## Short exercise
Would you quote the material below in full and unchanged?

[Dataset listings of figures]
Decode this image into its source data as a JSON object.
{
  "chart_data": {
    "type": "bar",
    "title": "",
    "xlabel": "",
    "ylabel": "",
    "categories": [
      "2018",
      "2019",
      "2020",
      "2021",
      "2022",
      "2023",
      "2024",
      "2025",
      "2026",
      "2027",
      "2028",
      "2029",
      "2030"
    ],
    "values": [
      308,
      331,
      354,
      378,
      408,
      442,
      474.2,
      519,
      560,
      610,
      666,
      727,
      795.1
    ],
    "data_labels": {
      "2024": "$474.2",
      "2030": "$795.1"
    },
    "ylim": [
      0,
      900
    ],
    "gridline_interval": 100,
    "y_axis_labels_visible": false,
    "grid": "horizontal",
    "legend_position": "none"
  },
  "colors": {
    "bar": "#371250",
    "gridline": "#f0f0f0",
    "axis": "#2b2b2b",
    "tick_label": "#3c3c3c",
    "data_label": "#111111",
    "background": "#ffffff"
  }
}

## Answer to the exercise
Decode this image into its source data as a JSON object.
{
  "chart_data": {
    "type": "bar",
    "title": "",
    "xlabel": "",
    "ylabel": "",
    "categories": [
      "2018",
      "2019",
      "2020",
      "2021",
      "2022",
      "2023",
      "2024",
      "2025",
      "2026",
      "2027",
      "2028",
      "2029",
      "2030"
    ],
    "values": [
      308,
      331,
      354,
      378,
      408,
      442,
      474.2,
      519,
      560,
      610,
      666,
      727,
      795.1
    ],
    "data_labels": {
      "2024": "$474.2",
      "2030": "$795.1"
    },
    "ylim": [
      0,
      900
    ],
    "gridline_interval": 100,
    "y_axis_labels_visible": false,
    "grid": "horizontal",
    "legend_position": "none"
  },
  "colors": {
    "bar": "#371250",
    "gridline": "#f0f0f0",
    "axis": "#2b2b2b",
    "tick_label": "#3c3c3c",
    "data_label": "#111111",
    "background": "#ffffff"
  }
}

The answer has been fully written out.